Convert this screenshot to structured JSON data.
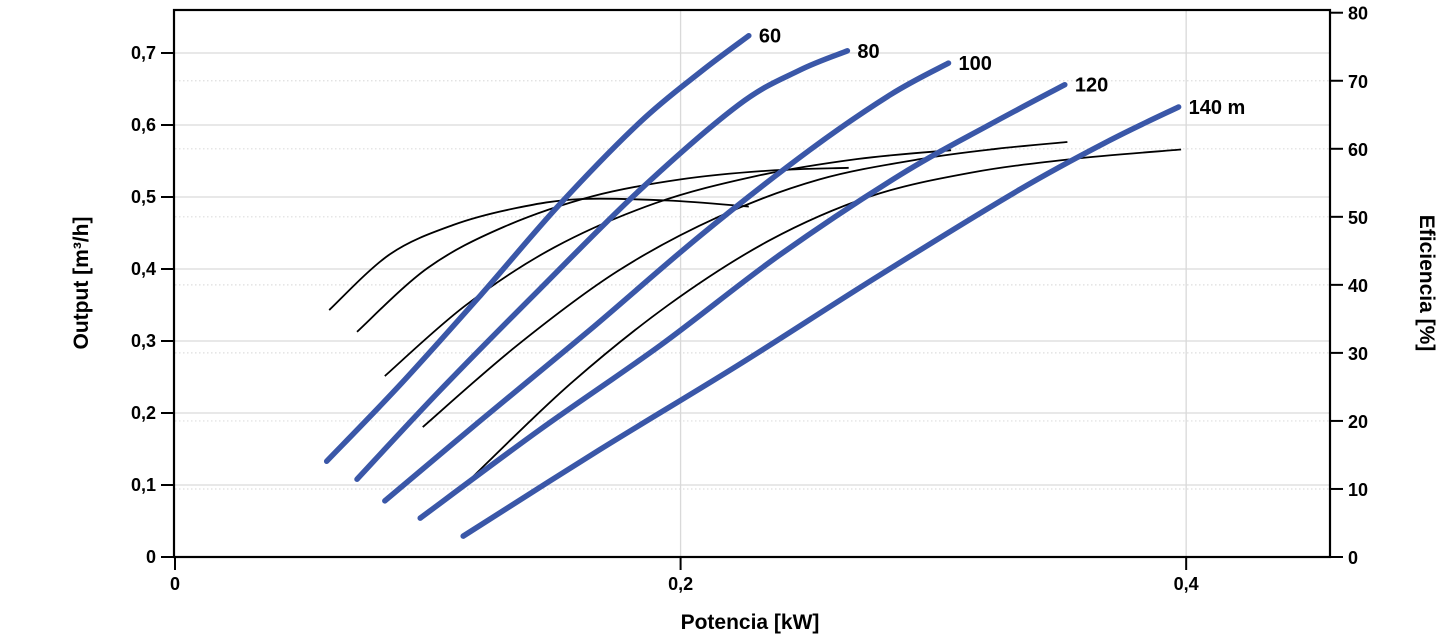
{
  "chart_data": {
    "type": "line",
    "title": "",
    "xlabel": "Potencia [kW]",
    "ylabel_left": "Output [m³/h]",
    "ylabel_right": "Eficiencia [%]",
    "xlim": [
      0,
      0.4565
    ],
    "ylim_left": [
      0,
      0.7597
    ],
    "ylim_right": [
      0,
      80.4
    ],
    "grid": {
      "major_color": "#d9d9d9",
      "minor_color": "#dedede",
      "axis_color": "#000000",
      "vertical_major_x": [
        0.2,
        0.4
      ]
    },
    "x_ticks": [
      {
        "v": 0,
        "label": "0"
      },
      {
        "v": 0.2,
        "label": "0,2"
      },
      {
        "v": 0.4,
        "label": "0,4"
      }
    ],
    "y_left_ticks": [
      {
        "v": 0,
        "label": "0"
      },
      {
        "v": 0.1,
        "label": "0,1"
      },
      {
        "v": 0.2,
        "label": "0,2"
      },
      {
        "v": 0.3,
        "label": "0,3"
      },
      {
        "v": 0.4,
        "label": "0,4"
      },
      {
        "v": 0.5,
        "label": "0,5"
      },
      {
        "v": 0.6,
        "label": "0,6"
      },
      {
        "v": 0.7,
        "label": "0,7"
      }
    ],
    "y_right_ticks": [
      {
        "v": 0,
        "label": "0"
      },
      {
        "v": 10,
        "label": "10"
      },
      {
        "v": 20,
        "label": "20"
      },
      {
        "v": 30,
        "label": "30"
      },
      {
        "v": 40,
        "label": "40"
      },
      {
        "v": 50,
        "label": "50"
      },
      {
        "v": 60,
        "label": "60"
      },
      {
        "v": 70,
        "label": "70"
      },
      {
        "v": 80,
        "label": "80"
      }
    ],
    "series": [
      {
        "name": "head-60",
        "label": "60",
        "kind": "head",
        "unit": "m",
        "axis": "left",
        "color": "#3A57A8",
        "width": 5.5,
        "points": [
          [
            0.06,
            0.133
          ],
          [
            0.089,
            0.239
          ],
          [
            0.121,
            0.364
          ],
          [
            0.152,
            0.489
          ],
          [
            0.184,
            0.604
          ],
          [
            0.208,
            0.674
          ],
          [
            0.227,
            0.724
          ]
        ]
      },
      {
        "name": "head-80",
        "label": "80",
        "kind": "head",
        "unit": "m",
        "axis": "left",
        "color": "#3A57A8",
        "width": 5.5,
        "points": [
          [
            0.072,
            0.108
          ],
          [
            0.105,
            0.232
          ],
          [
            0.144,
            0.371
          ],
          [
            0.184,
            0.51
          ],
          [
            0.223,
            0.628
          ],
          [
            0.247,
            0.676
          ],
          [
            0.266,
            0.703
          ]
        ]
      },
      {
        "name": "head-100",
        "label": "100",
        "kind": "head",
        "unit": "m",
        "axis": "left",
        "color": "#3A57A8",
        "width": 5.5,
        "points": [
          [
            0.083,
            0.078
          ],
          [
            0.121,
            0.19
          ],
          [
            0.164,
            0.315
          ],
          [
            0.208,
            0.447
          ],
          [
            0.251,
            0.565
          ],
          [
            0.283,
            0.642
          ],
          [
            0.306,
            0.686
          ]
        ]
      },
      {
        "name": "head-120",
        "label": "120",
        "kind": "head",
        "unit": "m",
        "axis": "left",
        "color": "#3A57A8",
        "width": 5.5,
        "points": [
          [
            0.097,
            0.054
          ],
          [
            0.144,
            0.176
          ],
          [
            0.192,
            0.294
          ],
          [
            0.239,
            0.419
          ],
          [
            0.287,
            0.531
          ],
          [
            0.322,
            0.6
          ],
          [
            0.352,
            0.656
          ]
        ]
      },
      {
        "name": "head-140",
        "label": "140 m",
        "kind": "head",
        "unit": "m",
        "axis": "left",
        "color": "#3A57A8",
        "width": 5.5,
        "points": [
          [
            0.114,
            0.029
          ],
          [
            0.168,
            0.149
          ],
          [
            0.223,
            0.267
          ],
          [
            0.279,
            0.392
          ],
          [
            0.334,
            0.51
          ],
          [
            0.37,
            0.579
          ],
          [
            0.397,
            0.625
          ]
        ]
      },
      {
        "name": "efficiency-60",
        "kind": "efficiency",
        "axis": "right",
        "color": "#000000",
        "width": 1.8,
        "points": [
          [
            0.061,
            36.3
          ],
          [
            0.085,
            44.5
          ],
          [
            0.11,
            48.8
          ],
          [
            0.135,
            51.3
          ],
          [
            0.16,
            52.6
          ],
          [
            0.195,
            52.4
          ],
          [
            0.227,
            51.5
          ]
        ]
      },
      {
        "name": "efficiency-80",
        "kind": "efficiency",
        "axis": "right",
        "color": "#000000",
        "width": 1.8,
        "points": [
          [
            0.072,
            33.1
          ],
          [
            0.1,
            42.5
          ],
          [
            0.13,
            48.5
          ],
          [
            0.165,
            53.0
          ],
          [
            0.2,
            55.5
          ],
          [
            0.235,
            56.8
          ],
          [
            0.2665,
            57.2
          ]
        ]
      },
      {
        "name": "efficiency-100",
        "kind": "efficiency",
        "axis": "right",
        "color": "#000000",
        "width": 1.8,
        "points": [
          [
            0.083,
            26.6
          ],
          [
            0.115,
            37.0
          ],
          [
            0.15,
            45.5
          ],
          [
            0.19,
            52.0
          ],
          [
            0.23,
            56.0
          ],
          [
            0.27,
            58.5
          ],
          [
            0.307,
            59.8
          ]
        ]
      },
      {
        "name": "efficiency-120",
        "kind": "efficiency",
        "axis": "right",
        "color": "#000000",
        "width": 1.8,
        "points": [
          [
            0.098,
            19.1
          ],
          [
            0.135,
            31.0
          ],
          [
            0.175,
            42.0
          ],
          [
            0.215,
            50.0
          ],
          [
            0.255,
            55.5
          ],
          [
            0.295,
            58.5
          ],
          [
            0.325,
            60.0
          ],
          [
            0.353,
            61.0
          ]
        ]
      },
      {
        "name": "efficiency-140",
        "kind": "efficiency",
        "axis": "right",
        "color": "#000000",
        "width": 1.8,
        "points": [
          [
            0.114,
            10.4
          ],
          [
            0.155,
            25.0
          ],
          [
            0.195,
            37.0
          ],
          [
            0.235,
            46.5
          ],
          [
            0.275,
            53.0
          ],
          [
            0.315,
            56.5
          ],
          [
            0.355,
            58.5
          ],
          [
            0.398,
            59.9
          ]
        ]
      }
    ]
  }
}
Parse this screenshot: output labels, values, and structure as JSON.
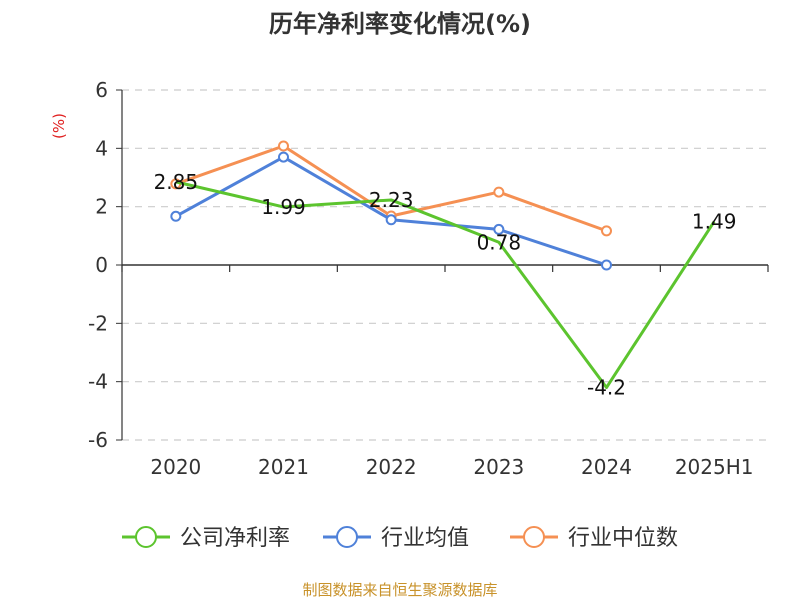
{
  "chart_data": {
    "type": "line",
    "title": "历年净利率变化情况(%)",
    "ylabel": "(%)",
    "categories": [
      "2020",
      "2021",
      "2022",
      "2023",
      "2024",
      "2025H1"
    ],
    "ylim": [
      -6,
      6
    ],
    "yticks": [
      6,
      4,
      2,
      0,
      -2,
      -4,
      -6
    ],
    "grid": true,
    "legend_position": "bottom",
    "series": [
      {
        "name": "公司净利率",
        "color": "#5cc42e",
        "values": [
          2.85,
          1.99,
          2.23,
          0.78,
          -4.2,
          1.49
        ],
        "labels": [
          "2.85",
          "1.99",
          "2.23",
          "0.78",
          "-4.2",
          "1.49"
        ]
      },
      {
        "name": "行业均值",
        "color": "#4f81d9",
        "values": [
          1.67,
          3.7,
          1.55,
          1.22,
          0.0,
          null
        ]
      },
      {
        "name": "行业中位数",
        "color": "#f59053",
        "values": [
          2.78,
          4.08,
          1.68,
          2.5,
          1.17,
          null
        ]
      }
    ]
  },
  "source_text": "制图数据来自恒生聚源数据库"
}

◇ ◇ ◇ ◇ ◇

SHORT PROBLEM>
Make an exact copy of the data, leaving its pictures out.

FULL OUTPUT>
Convert this screenshot to structured JSON data.
{
  "chart_data": {
    "type": "line",
    "title": "",
    "xlabel": "Potencia [kW]",
    "ylabel_left": "Output [m³/h]",
    "ylabel_right": "Eficiencia [%]",
    "xlim": [
      0,
      0.4565
    ],
    "ylim_left": [
      0,
      0.7597
    ],
    "ylim_right": [
      0,
      80.4
    ],
    "grid": {
      "major_color": "#d9d9d9",
      "minor_color": "#dedede",
      "axis_color": "#000000",
      "vertical_major_x": [
        0.2,
        0.4
      ]
    },
    "x_ticks": [
      {
        "v": 0,
        "label": "0"
      },
      {
        "v": 0.2,
        "label": "0,2"
      },
      {
        "v": 0.4,
        "label": "0,4"
      }
    ],
    "y_left_ticks": [
      {
        "v": 0,
        "label": "0"
      },
      {
        "v": 0.1,
        "label": "0,1"
      },
      {
        "v": 0.2,
        "label": "0,2"
      },
      {
        "v": 0.3,
        "label": "0,3"
      },
      {
        "v": 0.4,
        "label": "0,4"
      },
      {
        "v": 0.5,
        "label": "0,5"
      },
      {
        "v": 0.6,
        "label": "0,6"
      },
      {
        "v": 0.7,
        "label": "0,7"
      }
    ],
    "y_right_ticks": [
      {
        "v": 0,
        "label": "0"
      },
      {
        "v": 10,
        "label": "10"
      },
      {
        "v": 20,
        "label": "20"
      },
      {
        "v": 30,
        "label": "30"
      },
      {
        "v": 40,
        "label": "40"
      },
      {
        "v": 50,
        "label": "50"
      },
      {
        "v": 60,
        "label": "60"
      },
      {
        "v": 70,
        "label": "70"
      },
      {
        "v": 80,
        "label": "80"
      }
    ],
    "series": [
      {
        "name": "head-60",
        "label": "60",
        "kind": "head",
        "unit": "m",
        "axis": "left",
        "color": "#3A57A8",
        "width": 5.5,
        "points": [
          [
            0.06,
            0.133
          ],
          [
            0.089,
            0.239
          ],
          [
            0.121,
            0.364
          ],
          [
            0.152,
            0.489
          ],
          [
            0.184,
            0.604
          ],
          [
            0.208,
            0.674
          ],
          [
            0.227,
            0.724
          ]
        ]
      },
      {
        "name": "head-80",
        "label": "80",
        "kind": "head",
        "unit": "m",
        "axis": "left",
        "color": "#3A57A8",
        "width": 5.5,
        "points": [
          [
            0.072,
            0.108
          ],
          [
            0.105,
            0.232
          ],
          [
            0.144,
            0.371
          ],
          [
            0.184,
            0.51
          ],
          [
            0.223,
            0.628
          ],
          [
            0.247,
            0.676
          ],
          [
            0.266,
            0.703
          ]
        ]
      },
      {
        "name": "head-100",
        "label": "100",
        "kind": "head",
        "unit": "m",
        "axis": "left",
        "color": "#3A57A8",
        "width": 5.5,
        "points": [
          [
            0.083,
            0.078
          ],
          [
            0.121,
            0.19
          ],
          [
            0.164,
            0.315
          ],
          [
            0.208,
            0.447
          ],
          [
            0.251,
            0.565
          ],
          [
            0.283,
            0.642
          ],
          [
            0.306,
            0.686
          ]
        ]
      },
      {
        "name": "head-120",
        "label": "120",
        "kind": "head",
        "unit": "m",
        "axis": "left",
        "color": "#3A57A8",
        "width": 5.5,
        "points": [
          [
            0.097,
            0.054
          ],
          [
            0.144,
            0.176
          ],
          [
            0.192,
            0.294
          ],
          [
            0.239,
            0.419
          ],
          [
            0.287,
            0.531
          ],
          [
            0.322,
            0.6
          ],
          [
            0.352,
            0.656
          ]
        ]
      },
      {
        "name": "head-140",
        "label": "140 m",
        "kind": "head",
        "unit": "m",
        "axis": "left",
        "color": "#3A57A8",
        "width": 5.5,
        "points": [
          [
            0.114,
            0.029
          ],
          [
            0.168,
            0.149
          ],
          [
            0.223,
            0.267
          ],
          [
            0.279,
            0.392
          ],
          [
            0.334,
            0.51
          ],
          [
            0.37,
            0.579
          ],
          [
            0.397,
            0.625
          ]
        ]
      },
      {
        "name": "efficiency-60",
        "kind": "efficiency",
        "axis": "right",
        "color": "#000000",
        "width": 1.8,
        "points": [
          [
            0.061,
            36.3
          ],
          [
            0.085,
            44.5
          ],
          [
            0.11,
            48.8
          ],
          [
            0.135,
            51.3
          ],
          [
            0.16,
            52.6
          ],
          [
            0.195,
            52.4
          ],
          [
            0.227,
            51.5
          ]
        ]
      },
      {
        "name": "efficiency-80",
        "kind": "efficiency",
        "axis": "right",
        "color": "#000000",
        "width": 1.8,
        "points": [
          [
            0.072,
            33.1
          ],
          [
            0.1,
            42.5
          ],
          [
            0.13,
            48.5
          ],
          [
            0.165,
            53.0
          ],
          [
            0.2,
            55.5
          ],
          [
            0.235,
            56.8
          ],
          [
            0.2665,
            57.2
          ]
        ]
      },
      {
        "name": "efficiency-100",
        "kind": "efficiency",
        "axis": "right",
        "color": "#000000",
        "width": 1.8,
        "points": [
          [
            0.083,
            26.6
          ],
          [
            0.115,
            37.0
          ],
          [
            0.15,
            45.5
          ],
          [
            0.19,
            52.0
          ],
          [
            0.23,
            56.0
          ],
          [
            0.27,
            58.5
          ],
          [
            0.307,
            59.8
          ]
        ]
      },
      {
        "name": "efficiency-120",
        "kind": "efficiency",
        "axis": "right",
        "color": "#000000",
        "width": 1.8,
        "points": [
          [
            0.098,
            19.1
          ],
          [
            0.135,
            31.0
          ],
          [
            0.175,
            42.0
          ],
          [
            0.215,
            50.0
          ],
          [
            0.255,
            55.5
          ],
          [
            0.295,
            58.5
          ],
          [
            0.325,
            60.0
          ],
          [
            0.353,
            61.0
          ]
        ]
      },
      {
        "name": "efficiency-140",
        "kind": "efficiency",
        "axis": "right",
        "color": "#000000",
        "width": 1.8,
        "points": [
          [
            0.114,
            10.4
          ],
          [
            0.155,
            25.0
          ],
          [
            0.195,
            37.0
          ],
          [
            0.235,
            46.5
          ],
          [
            0.275,
            53.0
          ],
          [
            0.315,
            56.5
          ],
          [
            0.355,
            58.5
          ],
          [
            0.398,
            59.9
          ]
        ]
      }
    ]
  }
}
Parse this screenshot: output labels, values, and structure as JSON.
{
  "chart_data": {
    "type": "line",
    "title": "历年净利率变化情况(%)",
    "ylabel": "(%)",
    "categories": [
      "2020",
      "2021",
      "2022",
      "2023",
      "2024",
      "2025H1"
    ],
    "ylim": [
      -6,
      6
    ],
    "yticks": [
      6,
      4,
      2,
      0,
      -2,
      -4,
      -6
    ],
    "grid": true,
    "legend_position": "bottom",
    "series": [
      {
        "name": "公司净利率",
        "color": "#5cc42e",
        "values": [
          2.85,
          1.99,
          2.23,
          0.78,
          -4.2,
          1.49
        ],
        "labels": [
          "2.85",
          "1.99",
          "2.23",
          "0.78",
          "-4.2",
          "1.49"
        ]
      },
      {
        "name": "行业均值",
        "color": "#4f81d9",
        "values": [
          1.67,
          3.7,
          1.55,
          1.22,
          0.0,
          null
        ]
      },
      {
        "name": "行业中位数",
        "color": "#f59053",
        "values": [
          2.78,
          4.08,
          1.68,
          2.5,
          1.17,
          null
        ]
      }
    ]
  },
  "source_text": "制图数据来自恒生聚源数据库"
}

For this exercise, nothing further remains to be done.